**Record list**

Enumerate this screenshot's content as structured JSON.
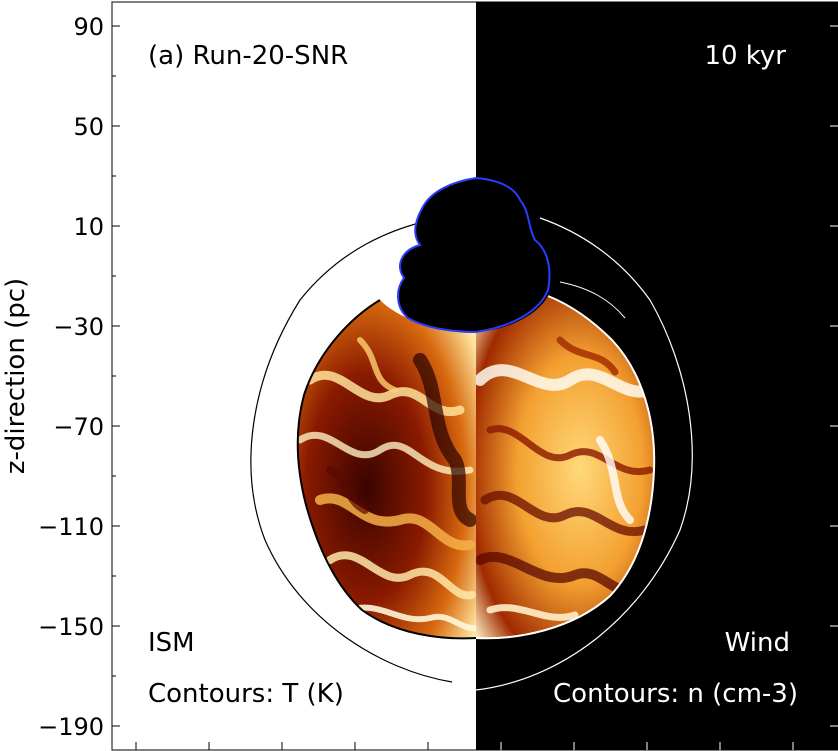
{
  "chart_data": {
    "type": "heatmap",
    "panel_label": "(a) Run-20-SNR",
    "time_label": "10 kyr",
    "ylabel": "z-direction (pc)",
    "ylim": [
      -200,
      100
    ],
    "yticks": [
      90,
      50,
      10,
      -30,
      -70,
      -110,
      -150,
      -190
    ],
    "ytick_labels": [
      "90",
      "50",
      "10",
      "−30",
      "−70",
      "−110",
      "−150",
      "−190"
    ],
    "left_half": {
      "medium": "ISM",
      "contour_label": "Contours: T (K)",
      "background": "#ffffff"
    },
    "right_half": {
      "medium": "Wind",
      "contour_label": "Contours: n (cm-3)",
      "background": "#000000"
    },
    "colormap": "afmhot",
    "grid": false,
    "legend": "none"
  }
}
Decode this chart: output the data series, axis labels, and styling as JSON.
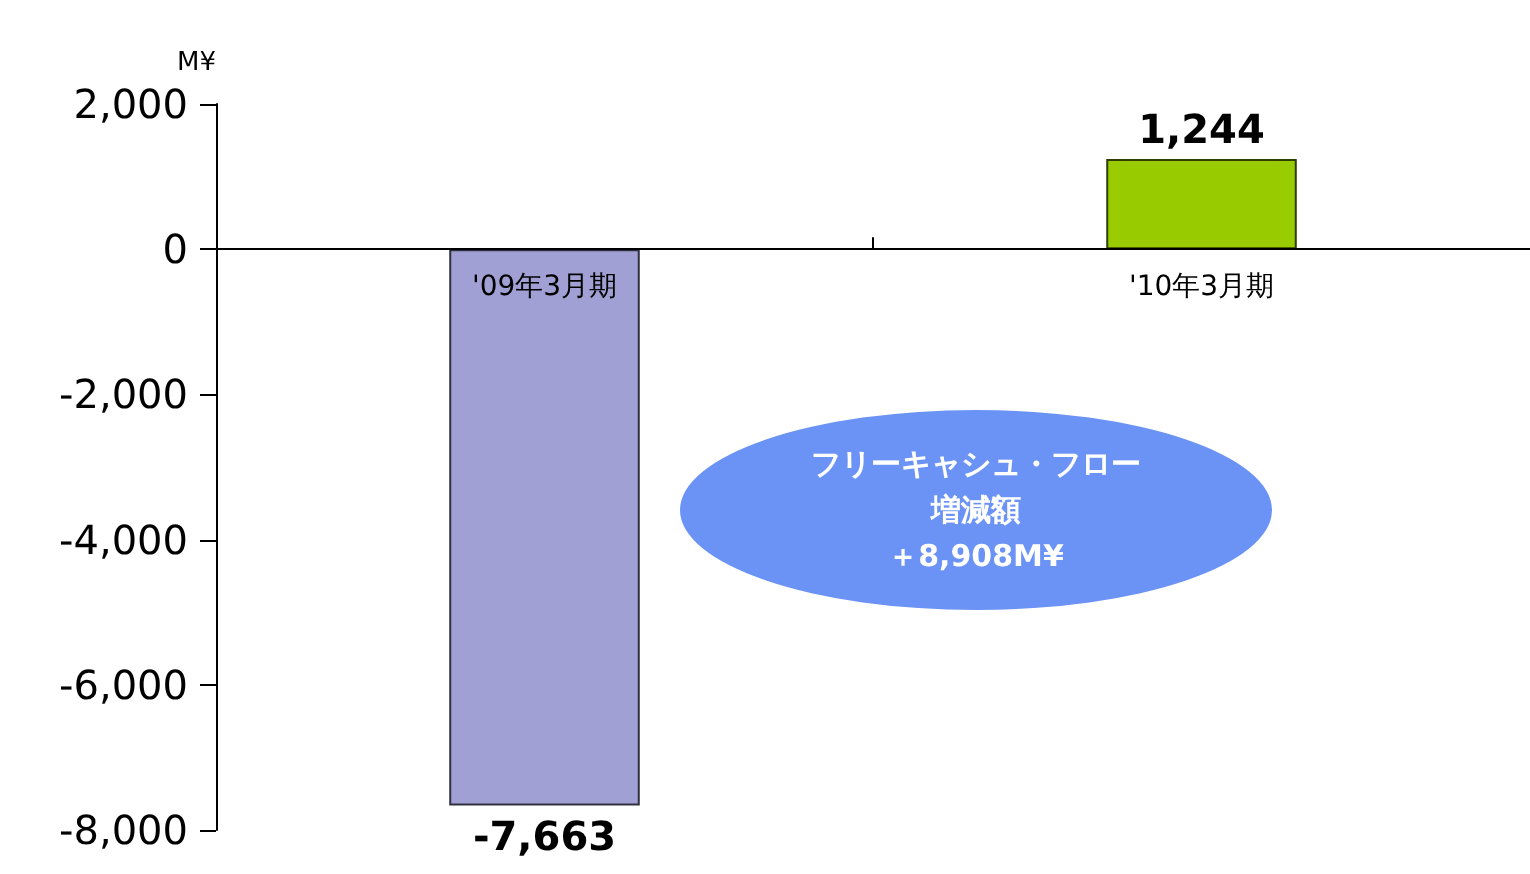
{
  "chart_data": {
    "type": "bar",
    "ylabel": "M¥",
    "categories": [
      "'09年3月期",
      "'10年3月期"
    ],
    "values": [
      -7663,
      1244
    ],
    "value_labels": [
      "-7,663",
      "1,244"
    ],
    "colors": [
      "#a0a0d4",
      "#99cc00"
    ],
    "ylim": [
      -8000,
      2000
    ],
    "yticks": [
      {
        "value": -8000,
        "label": "-8,000"
      },
      {
        "value": -6000,
        "label": "-6,000"
      },
      {
        "value": -4000,
        "label": "-4,000"
      },
      {
        "value": -2000,
        "label": "-2,000"
      },
      0,
      {
        "value": 2000,
        "label": "2,000"
      }
    ],
    "annotations": [
      "フリーキャシュ・フロー",
      "増減額",
      "＋8,908M¥"
    ]
  }
}
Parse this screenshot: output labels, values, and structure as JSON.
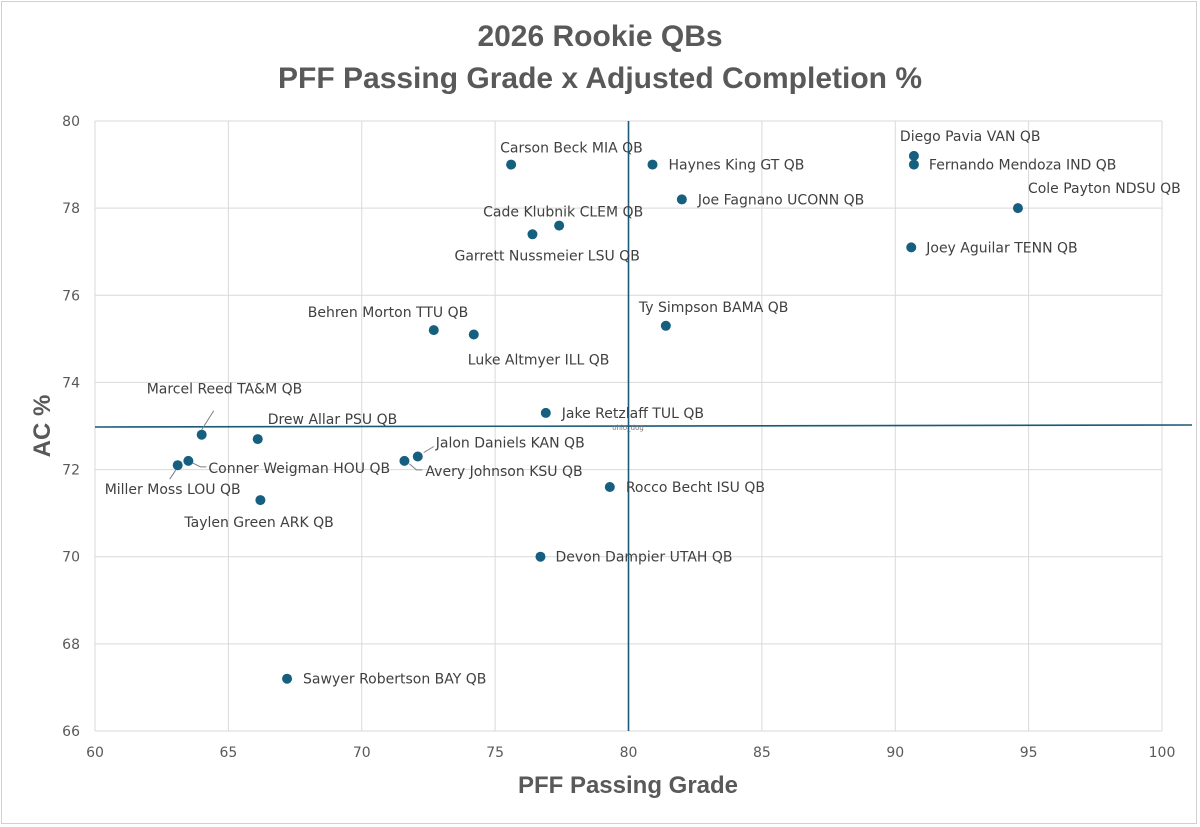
{
  "chart_data": {
    "type": "scatter",
    "title": [
      "2026 Rookie QBs",
      "PFF Passing Grade x Adjusted Completion %"
    ],
    "xlabel": "PFF Passing Grade",
    "ylabel": "AC %",
    "xlim": [
      60,
      100
    ],
    "ylim": [
      66,
      80
    ],
    "xticks": [
      60,
      65,
      70,
      75,
      80,
      85,
      90,
      95,
      100
    ],
    "yticks": [
      66,
      68,
      70,
      72,
      74,
      76,
      78,
      80
    ],
    "grid": true,
    "reference_lines": {
      "x": 80,
      "y": 73
    },
    "watermark": "ohio_dog",
    "marker_color": "#175f7e",
    "points": [
      {
        "name": "Diego Pavia VAN QB",
        "x": 90.7,
        "y": 79.2
      },
      {
        "name": "Fernando Mendoza IND QB",
        "x": 90.7,
        "y": 79.0
      },
      {
        "name": "Cole Payton NDSU QB",
        "x": 94.6,
        "y": 78.0
      },
      {
        "name": "Joey Aguilar TENN QB",
        "x": 90.6,
        "y": 77.1
      },
      {
        "name": "Carson Beck MIA QB",
        "x": 75.6,
        "y": 79.0
      },
      {
        "name": "Haynes King GT QB",
        "x": 80.9,
        "y": 79.0
      },
      {
        "name": "Joe Fagnano UCONN QB",
        "x": 82.0,
        "y": 78.2
      },
      {
        "name": "Cade Klubnik CLEM QB",
        "x": 77.4,
        "y": 77.6
      },
      {
        "name": "Garrett Nussmeier LSU QB",
        "x": 76.4,
        "y": 77.4
      },
      {
        "name": "Ty Simpson BAMA QB",
        "x": 81.4,
        "y": 75.3
      },
      {
        "name": "Behren Morton TTU QB",
        "x": 72.7,
        "y": 75.2
      },
      {
        "name": "Luke Altmyer ILL QB",
        "x": 74.2,
        "y": 75.1
      },
      {
        "name": "Jake Retzlaff TUL QB",
        "x": 76.9,
        "y": 73.3
      },
      {
        "name": "Marcel Reed TA&M QB",
        "x": 64.0,
        "y": 72.8
      },
      {
        "name": "Drew Allar PSU QB",
        "x": 66.1,
        "y": 72.7
      },
      {
        "name": "Jalon Daniels KAN QB",
        "x": 72.1,
        "y": 72.3
      },
      {
        "name": "Avery Johnson KSU QB",
        "x": 71.6,
        "y": 72.2
      },
      {
        "name": "Conner Weigman HOU QB",
        "x": 63.5,
        "y": 72.2
      },
      {
        "name": "Miller Moss LOU QB",
        "x": 63.1,
        "y": 72.1
      },
      {
        "name": "Rocco Becht ISU QB",
        "x": 79.3,
        "y": 71.6
      },
      {
        "name": "Taylen Green ARK QB",
        "x": 66.2,
        "y": 71.3
      },
      {
        "name": "Devon Dampier UTAH QB",
        "x": 76.7,
        "y": 70.0
      },
      {
        "name": "Sawyer Robertson BAY QB",
        "x": 67.2,
        "y": 67.2
      }
    ]
  }
}
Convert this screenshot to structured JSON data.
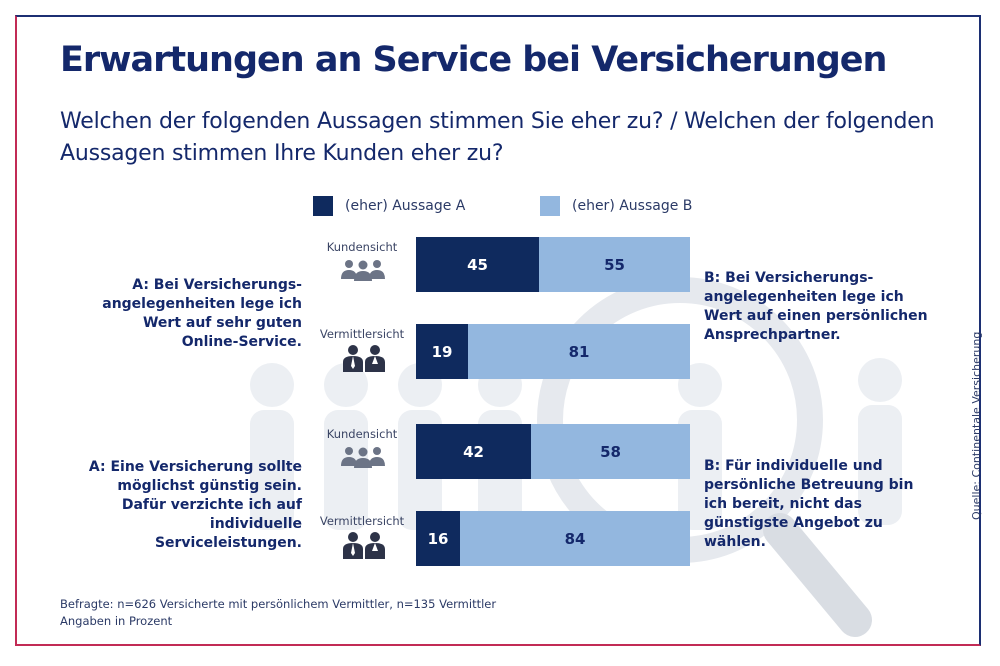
{
  "title": "Erwartungen an Service bei Versicherungen",
  "subtitle": "Welchen der folgenden Aussagen stimmen Sie eher zu? / Welchen der folgenden Aussagen stimmen Ihre Kunden eher zu?",
  "legend": {
    "a": "(eher) Aussage A",
    "b": "(eher) Aussage B"
  },
  "colors": {
    "aussage_a": "#0f2a5e",
    "aussage_b": "#93b7df",
    "title": "#14286b",
    "frame_top": "#1c2f73",
    "frame_bottom": "#c22b55"
  },
  "chart_data": {
    "type": "bar",
    "orientation": "horizontal-stacked-100",
    "unit": "Prozent",
    "groups": [
      {
        "statement_a": "A: Bei Versicherungs-angelegenheiten lege ich Wert auf sehr guten Online-Service.",
        "statement_b": "B: Bei Versicherungs-angelegenheiten lege ich Wert auf einen persönlichen Ansprechpartner.",
        "rows": [
          {
            "label": "Kundensicht",
            "icon": "customers-icon",
            "a": 45,
            "b": 55
          },
          {
            "label": "Vermittlersicht",
            "icon": "agents-icon",
            "a": 19,
            "b": 81
          }
        ]
      },
      {
        "statement_a": "A: Eine Versicherung sollte möglichst günstig sein. Dafür verzichte ich auf individuelle Serviceleistungen.",
        "statement_b": "B: Für individuelle und persönliche Betreuung bin ich bereit, nicht das günstigste Angebot zu wählen.",
        "rows": [
          {
            "label": "Kundensicht",
            "icon": "customers-icon",
            "a": 42,
            "b": 58
          },
          {
            "label": "Vermittlersicht",
            "icon": "agents-icon",
            "a": 16,
            "b": 84
          }
        ]
      }
    ],
    "series": [
      {
        "name": "(eher) Aussage A"
      },
      {
        "name": "(eher) Aussage B"
      }
    ]
  },
  "footnote": {
    "line1": "Befragte: n=626 Versicherte mit persönlichem Vermittler, n=135 Vermittler",
    "line2": "Angaben in Prozent"
  },
  "source": "Quelle: Continentale Versicherung"
}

**Problem details**
Return each line of the data, keeping its wording exact and omitting pictures.

**Full output**
Enumerate this screenshot's content as structured JSON.
{
  "chart_data": {
    "type": "heatmap",
    "panel_label": "(a) Run-20-SNR",
    "time_label": "10 kyr",
    "ylabel": "z-direction (pc)",
    "ylim": [
      -200,
      100
    ],
    "yticks": [
      90,
      50,
      10,
      -30,
      -70,
      -110,
      -150,
      -190
    ],
    "ytick_labels": [
      "90",
      "50",
      "10",
      "−30",
      "−70",
      "−110",
      "−150",
      "−190"
    ],
    "left_half": {
      "medium": "ISM",
      "contour_label": "Contours: T (K)",
      "background": "#ffffff"
    },
    "right_half": {
      "medium": "Wind",
      "contour_label": "Contours: n (cm-3)",
      "background": "#000000"
    },
    "colormap": "afmhot",
    "grid": false,
    "legend": "none"
  }
}
Decode this chart: output the data series, axis labels, and styling as JSON.
{
  "chart_data": {
    "type": "bar",
    "ylabel": "M¥",
    "categories": [
      "'09年3月期",
      "'10年3月期"
    ],
    "values": [
      -7663,
      1244
    ],
    "value_labels": [
      "-7,663",
      "1,244"
    ],
    "colors": [
      "#a0a0d4",
      "#99cc00"
    ],
    "ylim": [
      -8000,
      2000
    ],
    "yticks": [
      {
        "value": -8000,
        "label": "-8,000"
      },
      {
        "value": -6000,
        "label": "-6,000"
      },
      {
        "value": -4000,
        "label": "-4,000"
      },
      {
        "value": -2000,
        "label": "-2,000"
      },
      0,
      {
        "value": 2000,
        "label": "2,000"
      }
    ],
    "annotations": [
      "フリーキャシュ・フロー",
      "増減額",
      "＋8,908M¥"
    ]
  }
}
Parse this screenshot: output labels, values, and structure as JSON.
{
  "chart_data": {
    "type": "scatter",
    "title": [
      "2026 Rookie QBs",
      "PFF Passing Grade x Adjusted Completion %"
    ],
    "xlabel": "PFF Passing Grade",
    "ylabel": "AC %",
    "xlim": [
      60,
      100
    ],
    "ylim": [
      66,
      80
    ],
    "xticks": [
      60,
      65,
      70,
      75,
      80,
      85,
      90,
      95,
      100
    ],
    "yticks": [
      66,
      68,
      70,
      72,
      74,
      76,
      78,
      80
    ],
    "grid": true,
    "reference_lines": {
      "x": 80,
      "y": 73
    },
    "watermark": "ohio_dog",
    "marker_color": "#175f7e",
    "points": [
      {
        "name": "Diego Pavia VAN QB",
        "x": 90.7,
        "y": 79.2
      },
      {
        "name": "Fernando Mendoza IND QB",
        "x": 90.7,
        "y": 79.0
      },
      {
        "name": "Cole Payton NDSU QB",
        "x": 94.6,
        "y": 78.0
      },
      {
        "name": "Joey Aguilar TENN QB",
        "x": 90.6,
        "y": 77.1
      },
      {
        "name": "Carson Beck MIA QB",
        "x": 75.6,
        "y": 79.0
      },
      {
        "name": "Haynes King GT QB",
        "x": 80.9,
        "y": 79.0
      },
      {
        "name": "Joe Fagnano UCONN QB",
        "x": 82.0,
        "y": 78.2
      },
      {
        "name": "Cade Klubnik CLEM QB",
        "x": 77.4,
        "y": 77.6
      },
      {
        "name": "Garrett Nussmeier LSU QB",
        "x": 76.4,
        "y": 77.4
      },
      {
        "name": "Ty Simpson BAMA QB",
        "x": 81.4,
        "y": 75.3
      },
      {
        "name": "Behren Morton TTU QB",
        "x": 72.7,
        "y": 75.2
      },
      {
        "name": "Luke Altmyer ILL QB",
        "x": 74.2,
        "y": 75.1
      },
      {
        "name": "Jake Retzlaff TUL QB",
        "x": 76.9,
        "y": 73.3
      },
      {
        "name": "Marcel Reed TA&M QB",
        "x": 64.0,
        "y": 72.8
      },
      {
        "name": "Drew Allar PSU QB",
        "x": 66.1,
        "y": 72.7
      },
      {
        "name": "Jalon Daniels KAN QB",
        "x": 72.1,
        "y": 72.3
      },
      {
        "name": "Avery Johnson KSU QB",
        "x": 71.6,
        "y": 72.2
      },
      {
        "name": "Conner Weigman HOU QB",
        "x": 63.5,
        "y": 72.2
      },
      {
        "name": "Miller Moss LOU QB",
        "x": 63.1,
        "y": 72.1
      },
      {
        "name": "Rocco Becht ISU QB",
        "x": 79.3,
        "y": 71.6
      },
      {
        "name": "Taylen Green ARK QB",
        "x": 66.2,
        "y": 71.3
      },
      {
        "name": "Devon Dampier UTAH QB",
        "x": 76.7,
        "y": 70.0
      },
      {
        "name": "Sawyer Robertson BAY QB",
        "x": 67.2,
        "y": 67.2
      }
    ]
  }
}
Convert this screenshot to structured JSON data.
{
  "title": "Erwartungen an Service bei Versicherungen",
  "subtitle": "Welchen der folgenden Aussagen stimmen Sie eher zu? / Welchen der folgenden Aussagen stimmen Ihre Kunden eher zu?",
  "legend": {
    "a": "(eher) Aussage A",
    "b": "(eher) Aussage B"
  },
  "colors": {
    "aussage_a": "#0f2a5e",
    "aussage_b": "#93b7df",
    "title": "#14286b",
    "frame_top": "#1c2f73",
    "frame_bottom": "#c22b55"
  },
  "chart_data": {
    "type": "bar",
    "orientation": "horizontal-stacked-100",
    "unit": "Prozent",
    "groups": [
      {
        "statement_a": "A: Bei Versicherungs-angelegenheiten lege ich Wert auf sehr guten Online-Service.",
        "statement_b": "B: Bei Versicherungs-angelegenheiten lege ich Wert auf einen persönlichen Ansprechpartner.",
        "rows": [
          {
            "label": "Kundensicht",
            "icon": "customers-icon",
            "a": 45,
            "b": 55
          },
          {
            "label": "Vermittlersicht",
            "icon": "agents-icon",
            "a": 19,
            "b": 81
          }
        ]
      },
      {
        "statement_a": "A: Eine Versicherung sollte möglichst günstig sein. Dafür verzichte ich auf individuelle Serviceleistungen.",
        "statement_b": "B: Für individuelle und persönliche Betreuung bin ich bereit, nicht das günstigste Angebot zu wählen.",
        "rows": [
          {
            "label": "Kundensicht",
            "icon": "customers-icon",
            "a": 42,
            "b": 58
          },
          {
            "label": "Vermittlersicht",
            "icon": "agents-icon",
            "a": 16,
            "b": 84
          }
        ]
      }
    ],
    "series": [
      {
        "name": "(eher) Aussage A"
      },
      {
        "name": "(eher) Aussage B"
      }
    ]
  },
  "footnote": {
    "line1": "Befragte: n=626 Versicherte mit persönlichem Vermittler, n=135 Vermittler",
    "line2": "Angaben in Prozent"
  },
  "source": "Quelle: Continentale Versicherung"
}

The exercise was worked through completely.